PAGE ▸
Les Tanneries, centre d’art contemporain

Par Marie Gayet20 septembre 2018In Articles, 2018, Revue #19

Ouvert à l’automne 2016, après réhabilitation des anciennes tanneries, le centre d’art contemporain Les Tanneries développe une programmation d’expositions, de résidences et d’action culturelle. Réparti en trois espaces sur deux niveaux du bâtiment et un parc de sculptures bordé d’un cours d’eau, le lieu entretient une atmosphère particulière, liée à son activité passée et à cet environnement de nature.

Engagé avec conviction auprès de la création émergente, le centre d’art assure aussi la valorisation de l’héritage, à travers un partenariat avec des institutions (Frac Centre par exemple) ou en associant des artistes reconnus à des artistes plus jeunes.

Pour l’exposition Formes d’histoires de l’été 2018, Eric Degoutte, directeur et commissaire, a réuni une trentaine d’artistes (on aimerait les citer tous !) autour de la figure tutélaire d’Erik Dietman, dont le vocabulaire plastique, conjuguant avec humour narration et figuration, donne le ton des mises en récit de la proposition.

LES DONNÉES ▸
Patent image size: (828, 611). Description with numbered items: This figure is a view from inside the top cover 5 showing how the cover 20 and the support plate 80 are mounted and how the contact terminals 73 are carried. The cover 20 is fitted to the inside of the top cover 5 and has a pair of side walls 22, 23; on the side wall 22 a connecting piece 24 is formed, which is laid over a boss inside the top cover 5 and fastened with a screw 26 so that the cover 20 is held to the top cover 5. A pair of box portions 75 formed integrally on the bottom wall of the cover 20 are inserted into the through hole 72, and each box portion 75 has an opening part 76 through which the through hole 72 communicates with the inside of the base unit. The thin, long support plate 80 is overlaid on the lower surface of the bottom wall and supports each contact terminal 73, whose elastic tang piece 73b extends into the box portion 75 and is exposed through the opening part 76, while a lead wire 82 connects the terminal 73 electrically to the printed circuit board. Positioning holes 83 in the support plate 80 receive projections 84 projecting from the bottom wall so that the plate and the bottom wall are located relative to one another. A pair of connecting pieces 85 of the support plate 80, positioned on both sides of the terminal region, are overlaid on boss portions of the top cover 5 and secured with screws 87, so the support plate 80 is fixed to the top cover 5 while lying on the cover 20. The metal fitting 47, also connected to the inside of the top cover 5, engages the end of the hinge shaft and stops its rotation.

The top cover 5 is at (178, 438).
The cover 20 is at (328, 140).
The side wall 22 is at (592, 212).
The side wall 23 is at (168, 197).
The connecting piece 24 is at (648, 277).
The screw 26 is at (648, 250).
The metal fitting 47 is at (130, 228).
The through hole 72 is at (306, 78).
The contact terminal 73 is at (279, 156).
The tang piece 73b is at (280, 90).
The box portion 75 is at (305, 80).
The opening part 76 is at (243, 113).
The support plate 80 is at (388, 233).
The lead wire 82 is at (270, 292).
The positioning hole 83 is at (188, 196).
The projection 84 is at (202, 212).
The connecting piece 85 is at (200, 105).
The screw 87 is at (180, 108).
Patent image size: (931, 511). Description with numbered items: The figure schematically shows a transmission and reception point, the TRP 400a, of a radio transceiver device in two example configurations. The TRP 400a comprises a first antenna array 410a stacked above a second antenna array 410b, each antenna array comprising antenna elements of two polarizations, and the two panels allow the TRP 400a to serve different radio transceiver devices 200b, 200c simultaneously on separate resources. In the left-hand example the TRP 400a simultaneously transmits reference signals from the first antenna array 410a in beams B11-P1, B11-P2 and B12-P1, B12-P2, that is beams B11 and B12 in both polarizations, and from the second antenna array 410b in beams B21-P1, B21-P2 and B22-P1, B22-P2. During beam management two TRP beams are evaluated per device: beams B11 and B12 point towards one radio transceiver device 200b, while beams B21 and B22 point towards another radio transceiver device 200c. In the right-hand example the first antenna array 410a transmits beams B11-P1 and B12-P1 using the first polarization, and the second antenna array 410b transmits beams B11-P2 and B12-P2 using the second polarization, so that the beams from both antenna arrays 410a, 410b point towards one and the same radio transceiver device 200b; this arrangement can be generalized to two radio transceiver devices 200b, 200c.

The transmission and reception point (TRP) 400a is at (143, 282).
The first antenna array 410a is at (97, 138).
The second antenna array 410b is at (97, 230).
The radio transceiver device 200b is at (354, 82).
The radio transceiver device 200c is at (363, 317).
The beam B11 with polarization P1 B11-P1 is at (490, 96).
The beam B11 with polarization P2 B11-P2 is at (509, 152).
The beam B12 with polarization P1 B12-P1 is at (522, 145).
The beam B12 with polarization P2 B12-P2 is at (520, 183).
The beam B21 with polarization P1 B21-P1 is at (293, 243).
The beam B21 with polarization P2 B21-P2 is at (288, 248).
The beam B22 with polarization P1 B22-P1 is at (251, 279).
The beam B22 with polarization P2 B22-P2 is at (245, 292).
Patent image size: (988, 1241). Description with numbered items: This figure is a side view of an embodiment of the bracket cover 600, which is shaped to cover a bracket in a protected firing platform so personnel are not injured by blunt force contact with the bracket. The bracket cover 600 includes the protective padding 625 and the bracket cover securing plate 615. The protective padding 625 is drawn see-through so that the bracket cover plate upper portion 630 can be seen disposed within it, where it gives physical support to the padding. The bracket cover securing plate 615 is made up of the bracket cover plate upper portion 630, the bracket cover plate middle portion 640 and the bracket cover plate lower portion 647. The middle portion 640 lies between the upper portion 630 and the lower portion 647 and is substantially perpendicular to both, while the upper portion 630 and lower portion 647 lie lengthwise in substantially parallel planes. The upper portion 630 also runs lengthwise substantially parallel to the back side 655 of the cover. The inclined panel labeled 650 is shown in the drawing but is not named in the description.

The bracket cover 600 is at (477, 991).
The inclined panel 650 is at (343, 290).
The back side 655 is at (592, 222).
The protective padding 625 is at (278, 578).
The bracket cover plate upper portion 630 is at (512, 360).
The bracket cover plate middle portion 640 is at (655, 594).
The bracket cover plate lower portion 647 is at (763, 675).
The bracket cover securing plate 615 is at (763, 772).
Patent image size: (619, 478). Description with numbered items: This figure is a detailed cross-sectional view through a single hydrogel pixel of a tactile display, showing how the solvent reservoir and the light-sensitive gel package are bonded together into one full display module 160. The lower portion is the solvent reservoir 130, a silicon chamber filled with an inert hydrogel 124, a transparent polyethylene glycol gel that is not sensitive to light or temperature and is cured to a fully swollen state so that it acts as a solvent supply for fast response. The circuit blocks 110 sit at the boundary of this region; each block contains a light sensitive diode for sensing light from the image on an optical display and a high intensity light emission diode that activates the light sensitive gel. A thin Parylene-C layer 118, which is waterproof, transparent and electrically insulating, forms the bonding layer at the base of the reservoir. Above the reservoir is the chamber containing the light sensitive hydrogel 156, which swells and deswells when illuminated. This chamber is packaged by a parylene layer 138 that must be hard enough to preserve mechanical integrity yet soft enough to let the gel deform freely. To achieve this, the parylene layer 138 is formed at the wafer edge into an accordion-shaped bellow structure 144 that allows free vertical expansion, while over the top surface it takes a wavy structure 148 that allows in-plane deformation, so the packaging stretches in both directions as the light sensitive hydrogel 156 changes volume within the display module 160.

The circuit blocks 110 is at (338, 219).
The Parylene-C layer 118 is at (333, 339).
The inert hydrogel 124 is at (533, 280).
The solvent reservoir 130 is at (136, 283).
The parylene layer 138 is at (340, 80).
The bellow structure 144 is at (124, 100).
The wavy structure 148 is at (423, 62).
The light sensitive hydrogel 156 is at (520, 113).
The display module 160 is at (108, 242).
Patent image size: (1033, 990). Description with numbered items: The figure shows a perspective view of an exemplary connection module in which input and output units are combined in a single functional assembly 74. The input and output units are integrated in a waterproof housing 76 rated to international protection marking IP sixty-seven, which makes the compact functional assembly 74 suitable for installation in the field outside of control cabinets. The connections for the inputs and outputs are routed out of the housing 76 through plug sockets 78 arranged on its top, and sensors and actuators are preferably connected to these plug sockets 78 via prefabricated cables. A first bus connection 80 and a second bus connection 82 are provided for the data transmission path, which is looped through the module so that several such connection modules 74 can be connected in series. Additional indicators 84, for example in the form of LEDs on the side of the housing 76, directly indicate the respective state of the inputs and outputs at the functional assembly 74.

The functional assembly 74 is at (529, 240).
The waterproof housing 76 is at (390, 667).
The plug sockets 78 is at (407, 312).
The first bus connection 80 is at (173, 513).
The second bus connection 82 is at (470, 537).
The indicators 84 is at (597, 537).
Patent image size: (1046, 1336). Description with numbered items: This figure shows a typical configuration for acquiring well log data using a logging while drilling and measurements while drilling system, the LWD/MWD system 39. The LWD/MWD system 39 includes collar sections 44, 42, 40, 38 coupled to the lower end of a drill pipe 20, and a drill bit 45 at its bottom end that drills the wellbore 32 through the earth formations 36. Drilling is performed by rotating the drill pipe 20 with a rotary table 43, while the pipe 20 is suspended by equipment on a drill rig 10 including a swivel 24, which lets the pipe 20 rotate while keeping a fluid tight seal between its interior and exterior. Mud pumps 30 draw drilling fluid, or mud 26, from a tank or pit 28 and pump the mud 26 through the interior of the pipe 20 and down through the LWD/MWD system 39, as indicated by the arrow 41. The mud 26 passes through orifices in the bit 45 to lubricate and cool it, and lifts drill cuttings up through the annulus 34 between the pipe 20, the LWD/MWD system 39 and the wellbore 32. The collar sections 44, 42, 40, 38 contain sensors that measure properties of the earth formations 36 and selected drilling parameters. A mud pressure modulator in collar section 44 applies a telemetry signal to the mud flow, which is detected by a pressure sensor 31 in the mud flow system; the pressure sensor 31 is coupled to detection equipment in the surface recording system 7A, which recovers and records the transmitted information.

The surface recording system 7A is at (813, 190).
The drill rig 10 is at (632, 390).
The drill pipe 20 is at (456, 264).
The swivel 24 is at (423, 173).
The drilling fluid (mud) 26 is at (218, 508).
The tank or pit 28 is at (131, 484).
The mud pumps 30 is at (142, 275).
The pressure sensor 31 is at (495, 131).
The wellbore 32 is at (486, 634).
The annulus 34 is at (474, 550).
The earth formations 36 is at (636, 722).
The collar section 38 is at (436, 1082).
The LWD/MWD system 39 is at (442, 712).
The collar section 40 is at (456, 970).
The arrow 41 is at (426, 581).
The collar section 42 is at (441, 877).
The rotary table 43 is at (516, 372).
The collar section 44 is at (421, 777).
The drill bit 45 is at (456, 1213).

TÂCHE DEMANDÉE 1 ▸ Selon l'article, à quel moment le centre d'art Les Tanneries a-t-il ouvert ?
TÂCHE DEMANDÉE 2 ▸ Recopiez les lignes de la liste depuis celle qui contient « Patent image size: (1046, 1336). » jusqu'à celle qui contient « The drill rig 10 is at (632, 390). », ces deux lignes comprises.
La liste n'a aucun rapport avec l'article.

CORRIGÉ DE L'EXERCICE 1 ▸ À l'automne 2016.

CORRIGÉ DE L'EXERCICE 2 ▸
Patent image size: (1046, 1336). Description with numbered items: This figure shows a typical configuration for acquiring well log data using a logging while drilling and measurements while drilling system, the LWD/MWD system 39. The LWD/MWD system 39 includes collar sections 44, 42, 40, 38 coupled to the lower end of a drill pipe 20, and a drill bit 45 at its bottom end that drills the wellbore 32 through the earth formations 36. Drilling is performed by rotating the drill pipe 20 with a rotary table 43, while the pipe 20 is suspended by equipment on a drill rig 10 including a swivel 24, which lets the pipe 20 rotate while keeping a fluid tight seal between its interior and exterior. Mud pumps 30 draw drilling fluid, or mud 26, from a tank or pit 28 and pump the mud 26 through the interior of the pipe 20 and down through the LWD/MWD system 39, as indicated by the arrow 41. The mud 26 passes through orifices in the bit 45 to lubricate and cool it, and lifts drill cuttings up through the annulus 34 between the pipe 20, the LWD/MWD system 39 and the wellbore 32. The collar sections 44, 42, 40, 38 contain sensors that measure properties of the earth formations 36 and selected drilling parameters. A mud pressure modulator in collar section 44 applies a telemetry signal to the mud flow, which is detected by a pressure sensor 31 in the mud flow system; the pressure sensor 31 is coupled to detection equipment in the surface recording system 7A, which recovers and records the transmitted information.

The surface recording system 7A is at (813, 190).
The drill rig 10 is at (632, 390).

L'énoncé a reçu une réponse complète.